_Records from a collection_
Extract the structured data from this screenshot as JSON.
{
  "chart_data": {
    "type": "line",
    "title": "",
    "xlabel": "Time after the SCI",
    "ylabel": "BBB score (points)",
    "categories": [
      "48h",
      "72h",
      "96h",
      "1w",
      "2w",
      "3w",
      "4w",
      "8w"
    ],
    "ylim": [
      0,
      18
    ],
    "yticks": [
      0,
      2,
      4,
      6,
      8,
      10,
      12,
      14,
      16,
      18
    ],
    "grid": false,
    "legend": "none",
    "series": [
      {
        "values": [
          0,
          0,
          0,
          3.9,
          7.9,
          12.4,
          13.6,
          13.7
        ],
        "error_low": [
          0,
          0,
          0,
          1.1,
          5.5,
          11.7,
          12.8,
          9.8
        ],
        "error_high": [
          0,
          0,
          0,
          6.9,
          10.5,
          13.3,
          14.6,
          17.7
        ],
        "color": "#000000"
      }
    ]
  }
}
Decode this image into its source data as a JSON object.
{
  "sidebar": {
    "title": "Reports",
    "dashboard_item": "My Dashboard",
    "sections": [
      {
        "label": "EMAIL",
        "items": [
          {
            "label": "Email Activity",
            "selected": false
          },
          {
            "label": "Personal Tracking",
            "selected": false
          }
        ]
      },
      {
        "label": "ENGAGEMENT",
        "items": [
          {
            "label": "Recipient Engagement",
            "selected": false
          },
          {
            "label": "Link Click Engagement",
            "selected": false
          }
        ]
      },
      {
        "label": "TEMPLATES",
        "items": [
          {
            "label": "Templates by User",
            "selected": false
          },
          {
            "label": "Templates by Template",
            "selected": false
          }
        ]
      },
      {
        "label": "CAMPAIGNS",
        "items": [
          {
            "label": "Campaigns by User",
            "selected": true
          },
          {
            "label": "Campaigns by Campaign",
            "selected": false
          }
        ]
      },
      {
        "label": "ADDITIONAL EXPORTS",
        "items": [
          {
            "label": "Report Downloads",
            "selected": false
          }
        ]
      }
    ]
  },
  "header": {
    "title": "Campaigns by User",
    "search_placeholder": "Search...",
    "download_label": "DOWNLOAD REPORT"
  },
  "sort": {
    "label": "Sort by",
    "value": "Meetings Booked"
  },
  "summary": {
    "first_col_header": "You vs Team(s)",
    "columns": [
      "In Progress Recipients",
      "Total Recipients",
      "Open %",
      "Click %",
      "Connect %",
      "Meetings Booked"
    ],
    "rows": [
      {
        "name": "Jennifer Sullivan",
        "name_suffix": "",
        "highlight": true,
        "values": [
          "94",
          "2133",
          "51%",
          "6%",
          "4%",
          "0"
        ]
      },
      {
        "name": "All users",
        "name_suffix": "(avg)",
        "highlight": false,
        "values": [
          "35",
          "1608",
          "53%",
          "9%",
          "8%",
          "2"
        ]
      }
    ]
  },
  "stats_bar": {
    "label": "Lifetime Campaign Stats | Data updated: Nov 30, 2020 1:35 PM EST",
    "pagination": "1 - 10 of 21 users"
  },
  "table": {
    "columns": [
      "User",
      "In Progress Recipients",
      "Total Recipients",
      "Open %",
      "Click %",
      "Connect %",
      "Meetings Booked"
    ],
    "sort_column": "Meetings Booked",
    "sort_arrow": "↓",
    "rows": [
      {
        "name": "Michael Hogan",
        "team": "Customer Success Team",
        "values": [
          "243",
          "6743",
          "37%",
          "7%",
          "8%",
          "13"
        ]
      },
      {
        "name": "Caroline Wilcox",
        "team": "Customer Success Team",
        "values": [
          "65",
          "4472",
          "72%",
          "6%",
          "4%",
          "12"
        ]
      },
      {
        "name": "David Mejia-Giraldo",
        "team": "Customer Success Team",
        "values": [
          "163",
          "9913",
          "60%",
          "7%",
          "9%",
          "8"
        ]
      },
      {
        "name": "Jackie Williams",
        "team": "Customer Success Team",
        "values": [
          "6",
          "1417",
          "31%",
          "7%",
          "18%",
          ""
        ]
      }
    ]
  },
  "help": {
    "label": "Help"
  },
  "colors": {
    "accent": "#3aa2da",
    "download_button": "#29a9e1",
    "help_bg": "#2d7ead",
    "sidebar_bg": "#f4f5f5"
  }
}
---
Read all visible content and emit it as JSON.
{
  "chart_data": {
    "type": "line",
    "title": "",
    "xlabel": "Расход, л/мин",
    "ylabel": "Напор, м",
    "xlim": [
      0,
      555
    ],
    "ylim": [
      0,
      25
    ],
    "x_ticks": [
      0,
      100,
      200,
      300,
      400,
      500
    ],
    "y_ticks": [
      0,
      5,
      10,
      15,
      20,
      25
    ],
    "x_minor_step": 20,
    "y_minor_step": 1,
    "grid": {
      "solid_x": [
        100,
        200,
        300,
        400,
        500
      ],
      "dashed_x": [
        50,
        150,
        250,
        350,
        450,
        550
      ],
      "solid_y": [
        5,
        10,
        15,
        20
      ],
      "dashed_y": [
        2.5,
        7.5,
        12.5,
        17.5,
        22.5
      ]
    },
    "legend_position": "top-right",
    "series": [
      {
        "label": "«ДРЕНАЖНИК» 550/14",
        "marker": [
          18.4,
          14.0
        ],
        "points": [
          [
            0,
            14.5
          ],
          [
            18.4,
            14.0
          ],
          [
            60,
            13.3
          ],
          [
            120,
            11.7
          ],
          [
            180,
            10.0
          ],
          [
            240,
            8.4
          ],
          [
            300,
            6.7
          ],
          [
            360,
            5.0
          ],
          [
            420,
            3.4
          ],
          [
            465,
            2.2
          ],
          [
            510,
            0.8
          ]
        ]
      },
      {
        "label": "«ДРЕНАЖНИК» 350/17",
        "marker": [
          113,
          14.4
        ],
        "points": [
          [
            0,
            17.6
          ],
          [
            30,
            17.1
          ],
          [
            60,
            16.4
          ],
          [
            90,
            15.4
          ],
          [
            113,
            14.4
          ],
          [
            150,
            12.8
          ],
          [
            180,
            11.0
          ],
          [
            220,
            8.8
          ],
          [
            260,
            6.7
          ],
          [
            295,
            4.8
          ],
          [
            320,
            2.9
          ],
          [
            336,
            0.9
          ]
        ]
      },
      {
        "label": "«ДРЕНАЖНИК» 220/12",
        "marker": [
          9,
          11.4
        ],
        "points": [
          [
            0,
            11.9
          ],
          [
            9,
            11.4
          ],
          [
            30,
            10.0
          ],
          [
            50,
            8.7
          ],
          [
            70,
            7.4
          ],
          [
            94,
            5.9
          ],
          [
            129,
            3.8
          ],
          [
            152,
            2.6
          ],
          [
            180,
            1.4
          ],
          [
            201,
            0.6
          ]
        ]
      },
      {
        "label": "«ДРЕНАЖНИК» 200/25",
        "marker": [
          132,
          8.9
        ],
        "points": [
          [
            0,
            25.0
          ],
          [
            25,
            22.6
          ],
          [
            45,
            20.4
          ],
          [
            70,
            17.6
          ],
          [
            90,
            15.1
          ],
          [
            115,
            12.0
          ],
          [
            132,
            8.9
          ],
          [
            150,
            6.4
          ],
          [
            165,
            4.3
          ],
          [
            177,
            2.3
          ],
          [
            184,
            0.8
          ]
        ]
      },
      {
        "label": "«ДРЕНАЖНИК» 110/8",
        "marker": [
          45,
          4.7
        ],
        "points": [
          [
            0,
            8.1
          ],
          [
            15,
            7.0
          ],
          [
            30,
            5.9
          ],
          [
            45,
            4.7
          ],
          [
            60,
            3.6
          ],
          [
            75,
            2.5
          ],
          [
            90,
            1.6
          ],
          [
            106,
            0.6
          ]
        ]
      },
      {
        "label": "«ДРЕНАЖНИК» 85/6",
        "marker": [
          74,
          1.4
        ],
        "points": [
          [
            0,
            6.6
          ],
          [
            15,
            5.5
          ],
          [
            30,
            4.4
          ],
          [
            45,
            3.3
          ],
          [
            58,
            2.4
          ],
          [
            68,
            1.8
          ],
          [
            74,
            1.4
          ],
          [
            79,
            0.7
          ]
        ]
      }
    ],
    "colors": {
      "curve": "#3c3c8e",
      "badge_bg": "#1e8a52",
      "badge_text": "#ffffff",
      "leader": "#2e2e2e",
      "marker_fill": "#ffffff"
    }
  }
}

_Exercise requirements_
Show every line in the records above that contains the word "ДРЕНАЖНИК".

_Complete response_
        "label": "«ДРЕНАЖНИК» 550/14",
        "label": "«ДРЕНАЖНИК» 350/17",
        "label": "«ДРЕНАЖНИК» 220/12",
        "label": "«ДРЕНАЖНИК» 200/25",
        "label": "«ДРЕНАЖНИК» 110/8",
        "label": "«ДРЕНАЖНИК» 85/6",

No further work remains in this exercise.